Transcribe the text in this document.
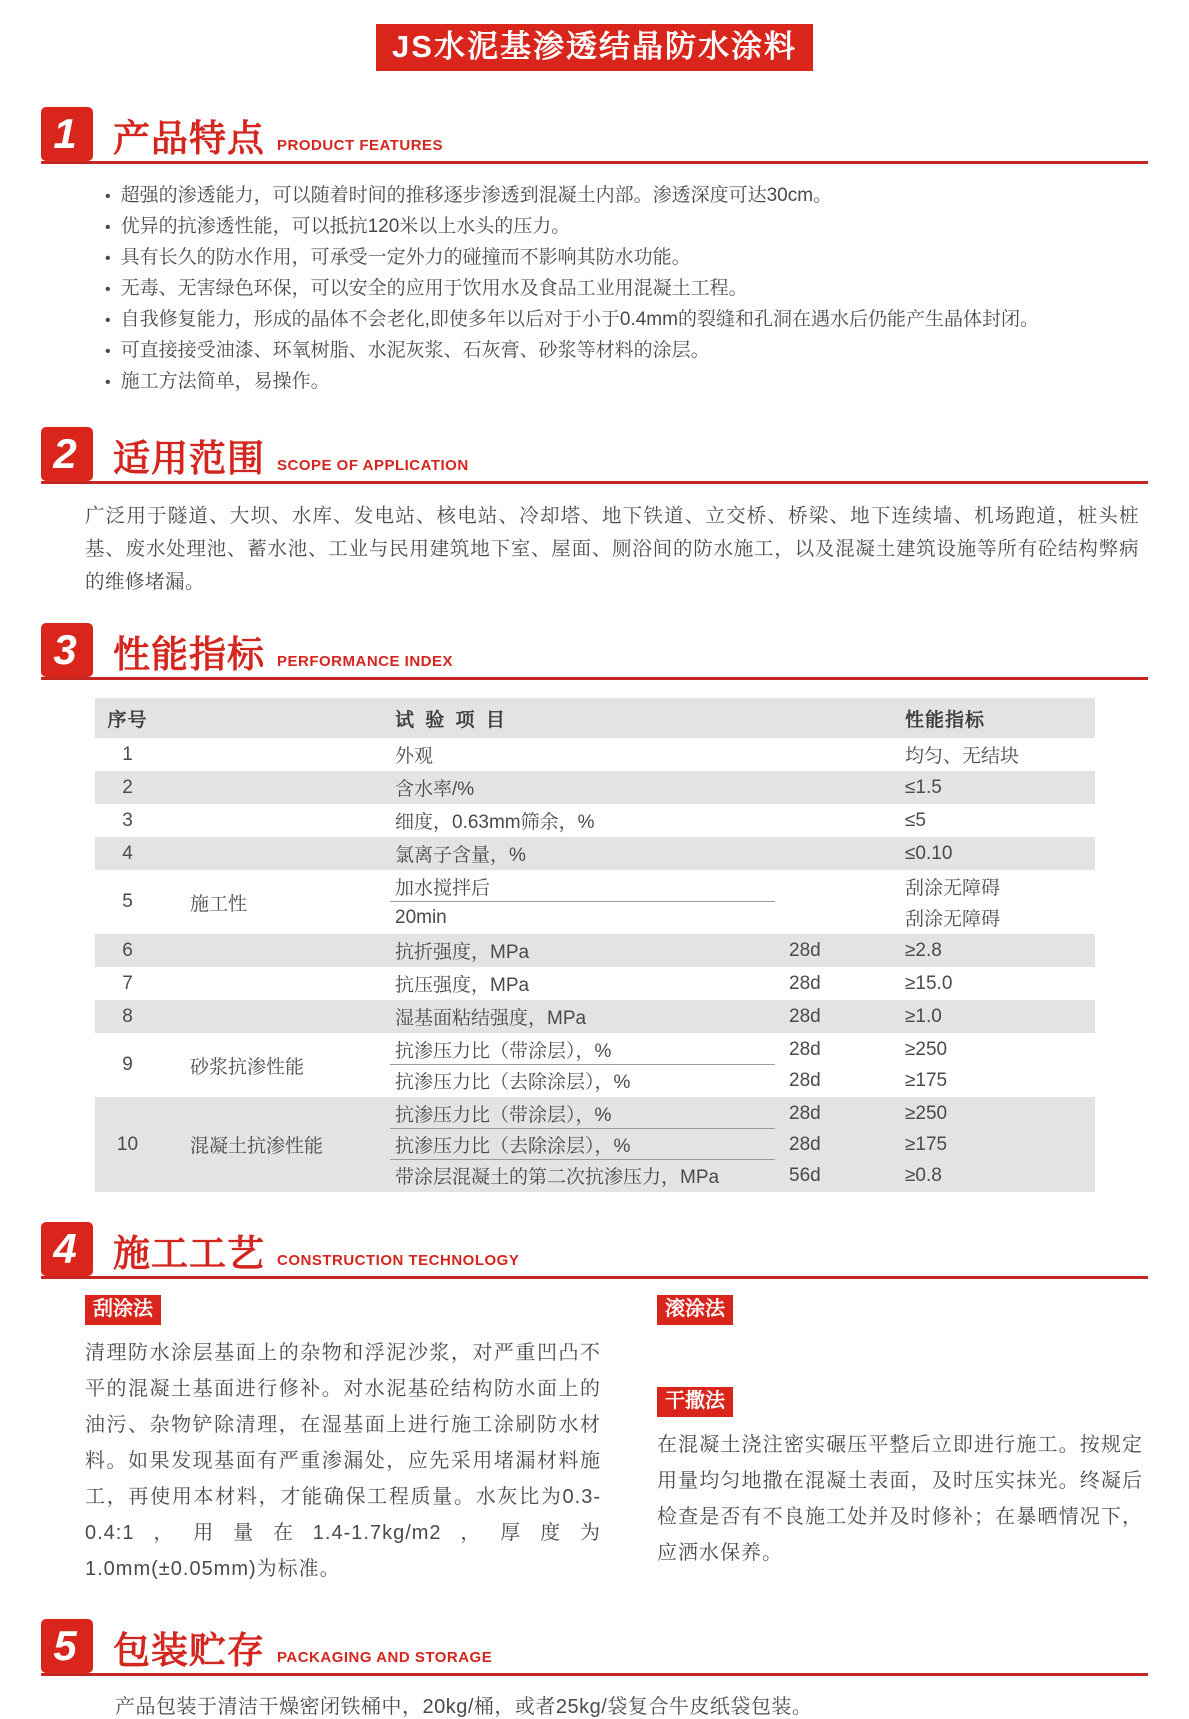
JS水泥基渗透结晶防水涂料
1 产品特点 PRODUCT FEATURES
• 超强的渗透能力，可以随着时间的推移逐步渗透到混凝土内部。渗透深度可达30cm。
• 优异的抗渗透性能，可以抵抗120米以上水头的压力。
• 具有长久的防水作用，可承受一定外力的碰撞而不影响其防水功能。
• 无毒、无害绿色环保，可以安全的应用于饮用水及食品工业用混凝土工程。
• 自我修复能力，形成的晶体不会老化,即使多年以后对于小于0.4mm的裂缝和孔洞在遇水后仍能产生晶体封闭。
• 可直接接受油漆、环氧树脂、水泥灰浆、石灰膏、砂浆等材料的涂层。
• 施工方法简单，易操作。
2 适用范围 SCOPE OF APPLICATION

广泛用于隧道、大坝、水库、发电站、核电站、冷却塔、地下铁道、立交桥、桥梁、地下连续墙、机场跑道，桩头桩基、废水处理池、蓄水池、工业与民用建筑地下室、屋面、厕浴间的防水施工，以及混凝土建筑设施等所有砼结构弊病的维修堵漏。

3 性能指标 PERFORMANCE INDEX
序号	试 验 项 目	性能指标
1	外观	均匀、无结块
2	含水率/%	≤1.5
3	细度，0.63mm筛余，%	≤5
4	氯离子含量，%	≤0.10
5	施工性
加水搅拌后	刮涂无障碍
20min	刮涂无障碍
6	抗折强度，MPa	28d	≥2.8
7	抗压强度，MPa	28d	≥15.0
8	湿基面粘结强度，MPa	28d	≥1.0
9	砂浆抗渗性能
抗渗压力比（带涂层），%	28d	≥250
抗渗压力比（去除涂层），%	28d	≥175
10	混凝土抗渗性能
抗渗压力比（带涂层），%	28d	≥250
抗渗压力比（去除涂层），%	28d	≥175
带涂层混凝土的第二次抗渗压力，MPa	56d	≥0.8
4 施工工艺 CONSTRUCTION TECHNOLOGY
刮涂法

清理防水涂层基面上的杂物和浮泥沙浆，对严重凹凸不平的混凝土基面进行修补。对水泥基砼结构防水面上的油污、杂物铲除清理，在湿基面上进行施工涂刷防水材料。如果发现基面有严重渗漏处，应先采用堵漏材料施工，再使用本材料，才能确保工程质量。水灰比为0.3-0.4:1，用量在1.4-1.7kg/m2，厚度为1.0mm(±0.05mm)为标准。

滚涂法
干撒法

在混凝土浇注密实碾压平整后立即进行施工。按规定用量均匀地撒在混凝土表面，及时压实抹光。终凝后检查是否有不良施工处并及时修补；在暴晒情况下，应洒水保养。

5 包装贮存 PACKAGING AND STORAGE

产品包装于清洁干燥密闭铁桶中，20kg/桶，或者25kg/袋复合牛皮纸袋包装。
====
§ **Exercise requirements**:
Copy all lines of the listing above that contain the string "性能指标".

§ **Response to this task**:
3 性能指标 PERFORMANCE INDEX
序号	试 验 项 目	性能指标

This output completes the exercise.